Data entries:
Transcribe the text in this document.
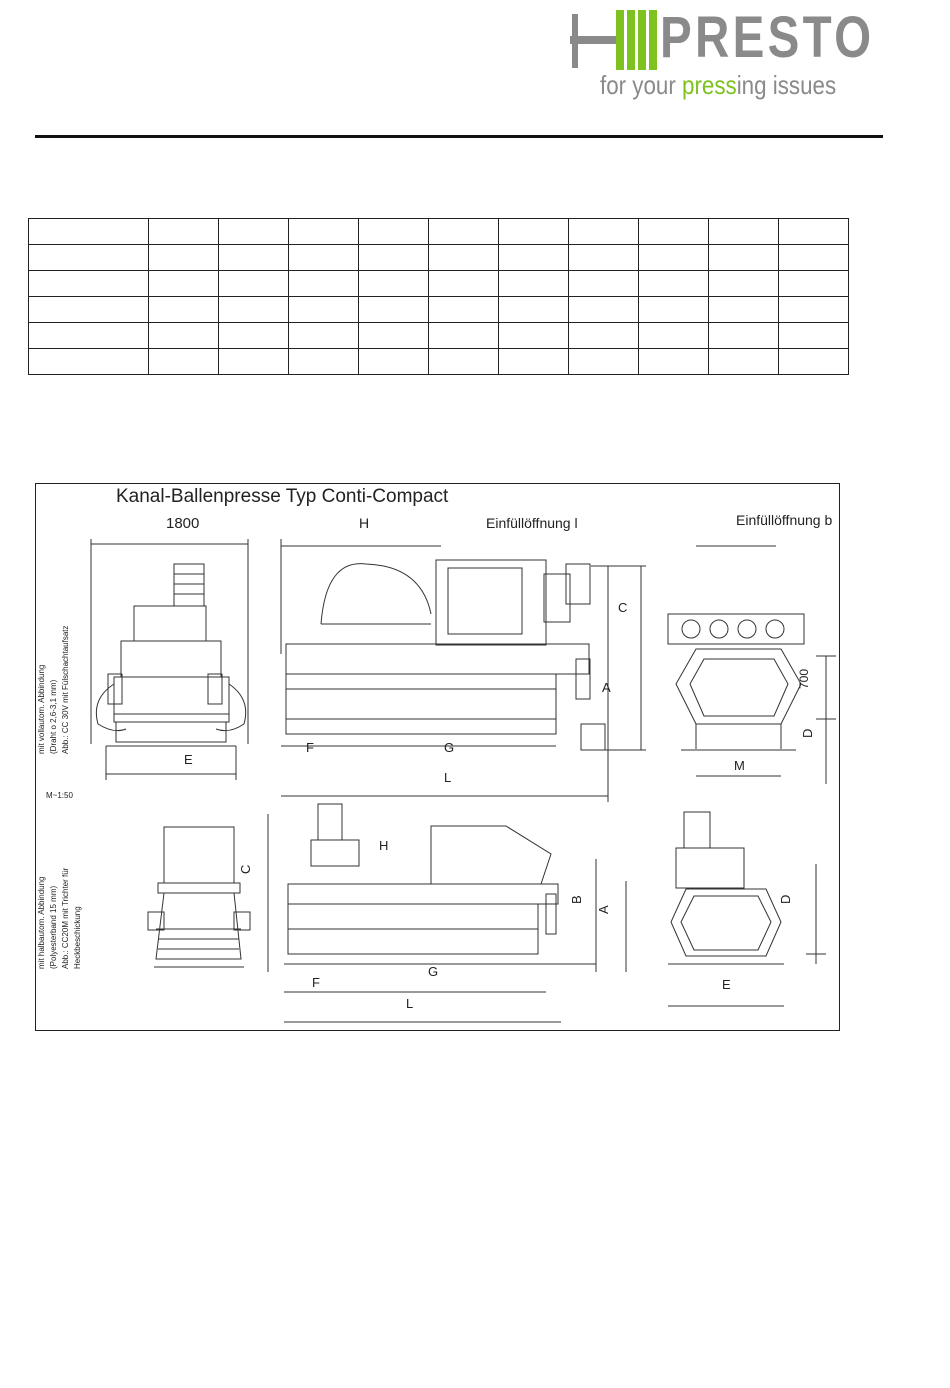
PRESTO
for your pressing issues

Kanal-Ballenpresse Typ Conti-Compact
1800	H	Einfüllöffnung l	Einfüllöffnung b
E
M~1:50
mit vollautom. Abbindung (Draht o 2,6-3,1 mm) Abb.: CC 30V mit Fülschachtaufsatz	F	G
L
A
C
700
D
M
C
mit halbautom. Abbindung (Polyesterband 15 mm) Abb.: CC20M mit Trichter für Heckbeschickung
H
G
F
L
B
A
D
E
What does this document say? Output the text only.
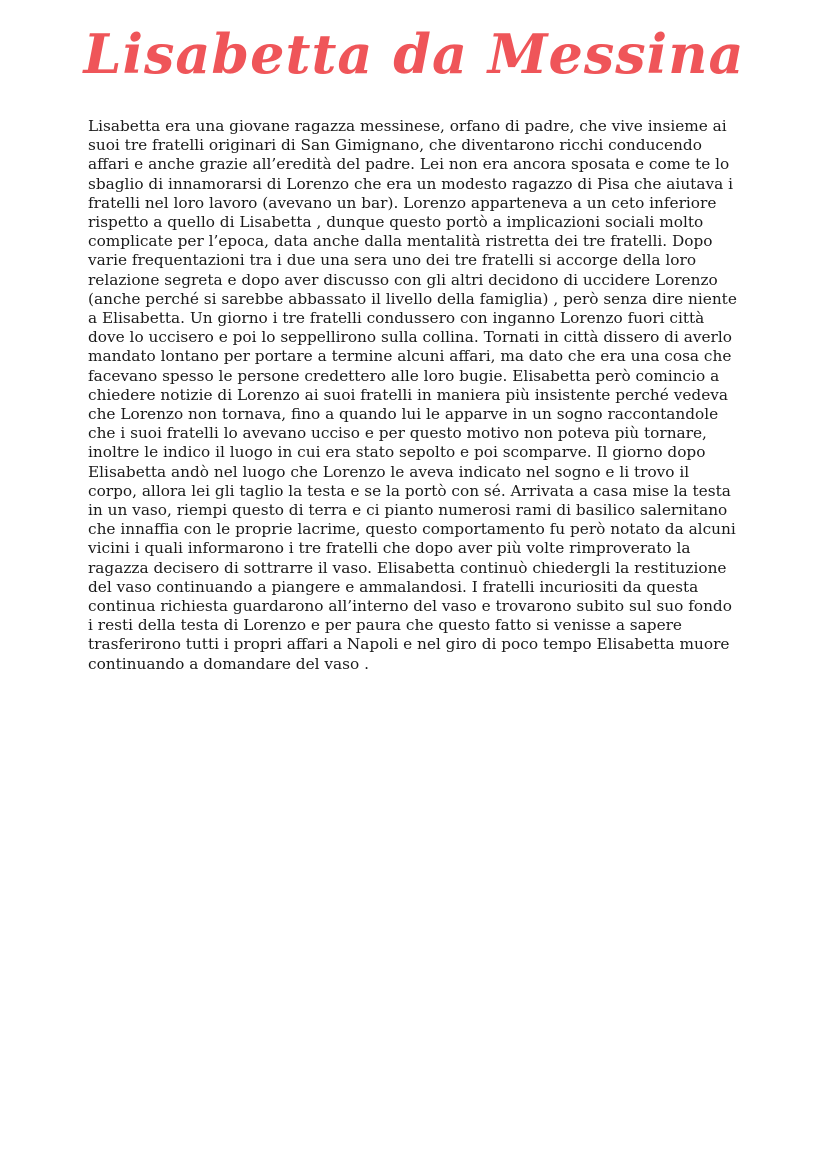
Lisabetta da Messina

Lisabetta era una giovane ragazza messinese, orfano di padre, che vive insieme ai suoi tre fratelli originari di San Gimignano, che diventarono ricchi conducendo affari e anche grazie all’eredità del padre. Lei non era ancora sposata e come te lo sbaglio di innamorarsi di Lorenzo che era un modesto ragazzo di Pisa che aiutava i fratelli nel loro lavoro (avevano un bar). Lorenzo apparteneva a un ceto inferiore rispetto a quello di Lisabetta , dunque questo portò a implicazioni sociali molto complicate per l’epoca, data anche dalla mentalità ristretta dei tre fratelli. Dopo varie frequentazioni tra i due una sera uno dei tre fratelli si accorge della loro relazione segreta e dopo aver discusso con gli altri decidono di uccidere Lorenzo (anche perché si sarebbe abbassato il livello della famiglia) , però senza dire niente a Elisabetta. Un giorno i tre fratelli condussero con inganno Lorenzo fuori città dove lo uccisero e poi lo seppellirono sulla collina. Tornati in città dissero di averlo mandato lontano per portare a termine alcuni affari, ma dato che era una cosa che facevano spesso le persone credettero alle loro bugie. Elisabetta però comincio a chiedere notizie di Lorenzo ai suoi fratelli in maniera più insistente perché vedeva che Lorenzo non tornava, fino a quando lui le apparve in un sogno raccontandole che i suoi fratelli lo avevano ucciso e per questo motivo non poteva più tornare, inoltre le indico il luogo in cui era stato sepolto e poi scomparve. Il giorno dopo Elisabetta andò nel luogo che Lorenzo le aveva indicato nel sogno e li trovo il corpo, allora lei gli taglio la testa e se la portò con sé. Arrivata a casa mise la testa in un vaso, riempi questo di terra e ci pianto numerosi rami di basilico salernitano che innaffia con le proprie lacrime, questo comportamento fu però notato da alcuni vicini i quali informarono i tre fratelli che dopo aver più volte rimproverato la ragazza decisero di sottrarre il vaso. Elisabetta continuò chiedergli la restituzione del vaso continuando a piangere e ammalandosi. I fratelli incuriositi da questa continua richiesta guardarono all’interno del vaso e trovarono subito sul suo fondo i resti della testa di Lorenzo e per paura che questo fatto si venisse a sapere trasferirono tutti i propri affari a Napoli e nel giro di poco tempo Elisabetta muore continuando a domandare del vaso .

- [To do]:
Tally the lines of the listing above that include the word "Abbindung". Answer with the number alone.

- [Response to the exercise]:
2